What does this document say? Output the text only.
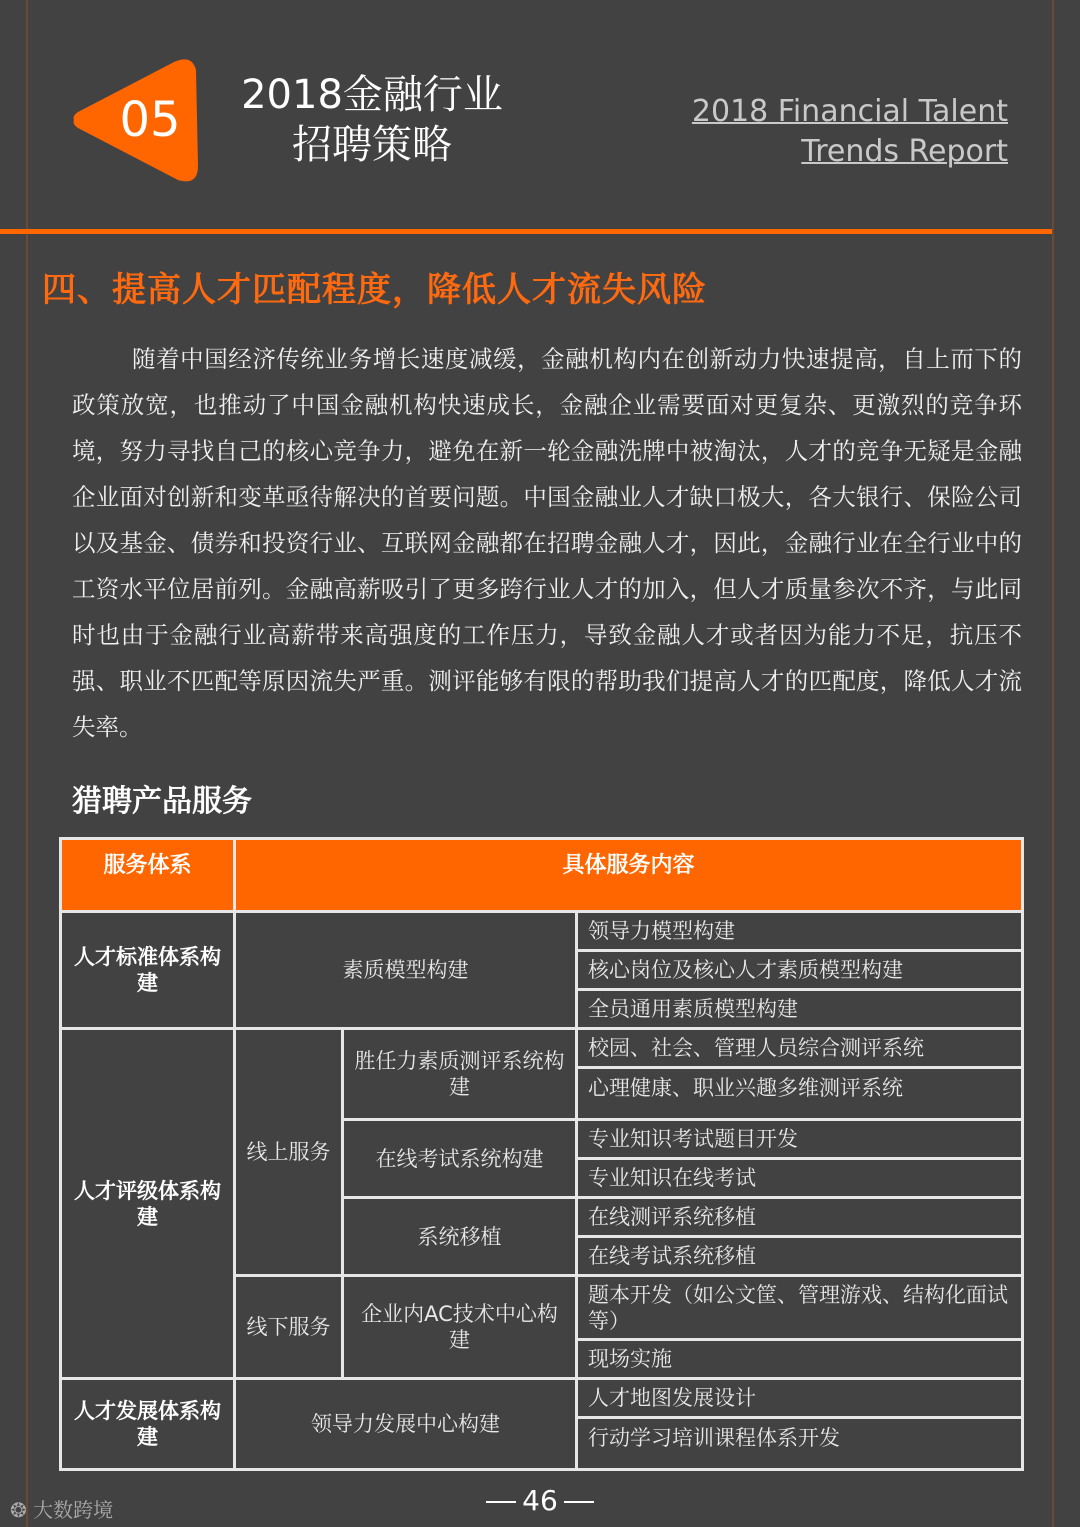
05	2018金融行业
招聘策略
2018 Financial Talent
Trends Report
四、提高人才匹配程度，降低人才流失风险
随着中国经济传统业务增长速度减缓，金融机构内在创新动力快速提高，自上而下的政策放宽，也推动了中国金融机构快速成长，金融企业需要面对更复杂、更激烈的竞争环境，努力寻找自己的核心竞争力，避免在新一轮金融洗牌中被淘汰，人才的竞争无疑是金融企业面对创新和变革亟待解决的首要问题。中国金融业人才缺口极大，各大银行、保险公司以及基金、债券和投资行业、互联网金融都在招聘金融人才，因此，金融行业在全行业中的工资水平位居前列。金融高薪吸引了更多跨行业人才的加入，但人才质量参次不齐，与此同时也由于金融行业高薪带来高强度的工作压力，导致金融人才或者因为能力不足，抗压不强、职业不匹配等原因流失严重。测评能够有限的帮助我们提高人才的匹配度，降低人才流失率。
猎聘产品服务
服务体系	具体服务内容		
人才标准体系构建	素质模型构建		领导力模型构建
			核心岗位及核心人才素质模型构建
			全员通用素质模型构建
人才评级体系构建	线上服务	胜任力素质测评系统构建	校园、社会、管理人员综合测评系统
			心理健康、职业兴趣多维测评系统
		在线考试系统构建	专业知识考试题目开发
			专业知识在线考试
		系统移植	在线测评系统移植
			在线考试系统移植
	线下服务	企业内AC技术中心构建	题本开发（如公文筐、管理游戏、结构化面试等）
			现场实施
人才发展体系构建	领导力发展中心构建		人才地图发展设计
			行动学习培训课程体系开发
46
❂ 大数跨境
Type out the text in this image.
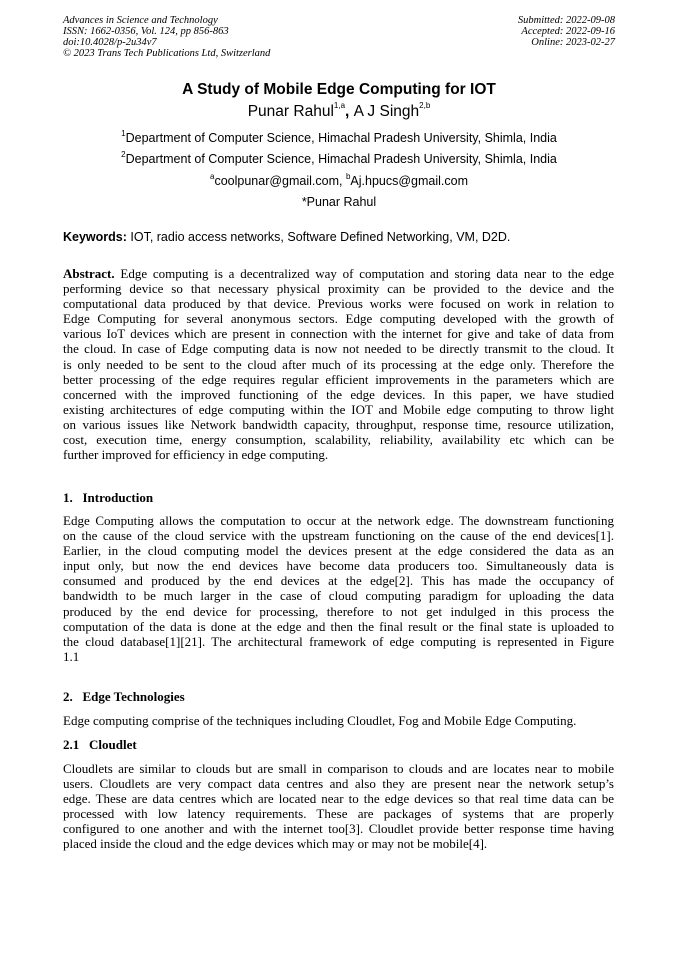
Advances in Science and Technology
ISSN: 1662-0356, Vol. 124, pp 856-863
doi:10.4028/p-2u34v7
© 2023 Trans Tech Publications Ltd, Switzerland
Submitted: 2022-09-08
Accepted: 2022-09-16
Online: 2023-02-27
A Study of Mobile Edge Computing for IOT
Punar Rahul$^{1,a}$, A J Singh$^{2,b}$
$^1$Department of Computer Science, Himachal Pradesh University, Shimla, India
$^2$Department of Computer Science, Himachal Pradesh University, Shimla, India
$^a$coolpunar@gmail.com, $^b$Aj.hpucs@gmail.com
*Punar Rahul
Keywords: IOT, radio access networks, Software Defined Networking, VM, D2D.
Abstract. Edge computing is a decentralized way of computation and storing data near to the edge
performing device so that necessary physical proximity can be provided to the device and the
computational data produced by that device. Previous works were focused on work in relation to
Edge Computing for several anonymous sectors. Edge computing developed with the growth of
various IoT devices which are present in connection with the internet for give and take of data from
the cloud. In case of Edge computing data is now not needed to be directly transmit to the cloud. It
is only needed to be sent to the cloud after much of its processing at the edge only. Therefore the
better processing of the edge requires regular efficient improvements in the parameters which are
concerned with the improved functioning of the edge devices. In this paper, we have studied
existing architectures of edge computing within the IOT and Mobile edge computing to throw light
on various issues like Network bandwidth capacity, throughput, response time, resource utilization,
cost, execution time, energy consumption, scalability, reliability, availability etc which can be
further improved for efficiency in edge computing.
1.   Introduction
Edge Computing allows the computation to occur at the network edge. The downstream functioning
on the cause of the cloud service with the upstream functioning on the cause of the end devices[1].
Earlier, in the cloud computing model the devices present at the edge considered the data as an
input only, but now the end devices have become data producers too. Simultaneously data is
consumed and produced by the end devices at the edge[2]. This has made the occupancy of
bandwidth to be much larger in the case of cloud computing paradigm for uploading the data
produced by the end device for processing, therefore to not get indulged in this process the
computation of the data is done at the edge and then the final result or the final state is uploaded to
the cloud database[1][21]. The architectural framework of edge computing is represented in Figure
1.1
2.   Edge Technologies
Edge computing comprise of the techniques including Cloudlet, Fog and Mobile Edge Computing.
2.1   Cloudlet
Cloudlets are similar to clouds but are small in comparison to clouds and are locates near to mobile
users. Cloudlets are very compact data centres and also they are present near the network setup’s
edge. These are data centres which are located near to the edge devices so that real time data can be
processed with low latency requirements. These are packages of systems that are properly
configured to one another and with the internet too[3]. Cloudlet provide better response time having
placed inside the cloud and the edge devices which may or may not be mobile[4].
--
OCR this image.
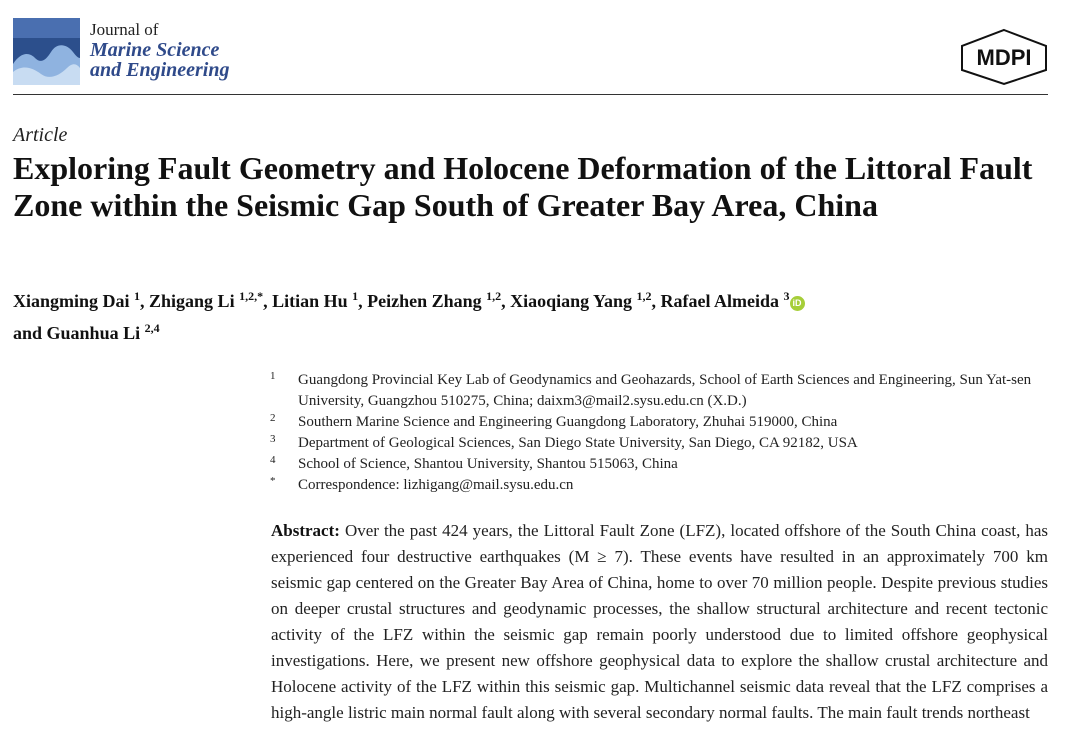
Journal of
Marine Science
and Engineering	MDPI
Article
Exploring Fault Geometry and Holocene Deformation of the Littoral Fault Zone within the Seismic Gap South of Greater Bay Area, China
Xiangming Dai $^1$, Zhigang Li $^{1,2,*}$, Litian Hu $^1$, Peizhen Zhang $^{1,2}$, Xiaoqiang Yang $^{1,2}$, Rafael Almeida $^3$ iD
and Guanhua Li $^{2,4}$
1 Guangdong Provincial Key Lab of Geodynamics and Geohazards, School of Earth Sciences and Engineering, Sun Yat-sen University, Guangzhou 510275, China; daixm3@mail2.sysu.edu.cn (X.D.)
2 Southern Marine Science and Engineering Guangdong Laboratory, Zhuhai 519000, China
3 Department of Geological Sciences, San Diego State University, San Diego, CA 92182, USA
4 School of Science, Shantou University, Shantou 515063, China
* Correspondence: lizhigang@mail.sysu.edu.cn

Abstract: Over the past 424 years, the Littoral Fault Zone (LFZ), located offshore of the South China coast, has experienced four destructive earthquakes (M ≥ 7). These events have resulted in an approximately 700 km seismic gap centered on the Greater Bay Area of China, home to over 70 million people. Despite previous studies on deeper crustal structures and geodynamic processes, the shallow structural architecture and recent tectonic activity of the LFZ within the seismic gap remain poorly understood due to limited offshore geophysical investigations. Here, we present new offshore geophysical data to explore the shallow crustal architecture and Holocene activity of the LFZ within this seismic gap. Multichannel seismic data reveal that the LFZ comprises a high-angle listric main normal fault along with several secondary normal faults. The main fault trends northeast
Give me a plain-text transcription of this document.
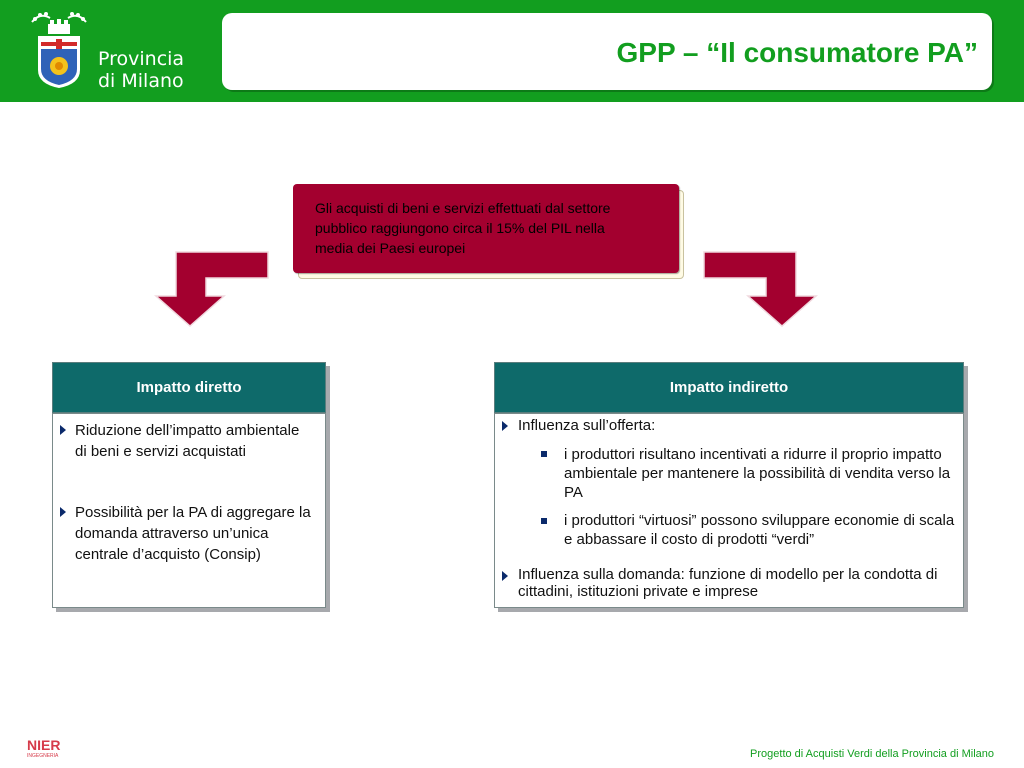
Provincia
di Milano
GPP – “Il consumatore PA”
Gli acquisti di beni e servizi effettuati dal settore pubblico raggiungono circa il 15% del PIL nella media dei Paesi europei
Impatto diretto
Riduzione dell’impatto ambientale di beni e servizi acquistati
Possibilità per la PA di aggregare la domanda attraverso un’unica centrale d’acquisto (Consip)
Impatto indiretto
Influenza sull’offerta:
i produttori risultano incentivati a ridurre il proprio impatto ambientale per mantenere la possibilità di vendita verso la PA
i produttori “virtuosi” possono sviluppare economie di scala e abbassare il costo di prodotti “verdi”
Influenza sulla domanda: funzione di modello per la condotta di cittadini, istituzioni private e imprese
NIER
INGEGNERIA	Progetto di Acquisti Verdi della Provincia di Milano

# [DESCRIPTION OF THE TASK]
Which lines of the material contain the string "have"? List each of them.

# [THE COMPLETED TASK]
concerned with the improved functioning of the edge devices. In this paper, we have studied
input only, but now the end devices have become data producers too. Simultaneously data is
Abstract: Over the past 424 years, the Littoral Fault Zone (LFZ), located offshore of the South China coast, has experienced four destructive earthquakes (M ≥ 7). These events have resulted in an approximately 700 km seismic gap centered on the Greater Bay Area of China, home to over 70 million people. Despite previous studies on deeper crustal structures and geodynamic processes, the shallow structural architecture and recent tectonic activity of the LFZ within the seismic gap remain poorly understood due to limited offshore geophysical investigations. Here, we present new offshore geophysical data to explore the shallow crustal architecture and Holocene activity of the LFZ within this seismic gap. Multichannel seismic data reveal that the LFZ comprises a high-angle listric main normal fault along with several secondary normal faults. The main fault trends northeast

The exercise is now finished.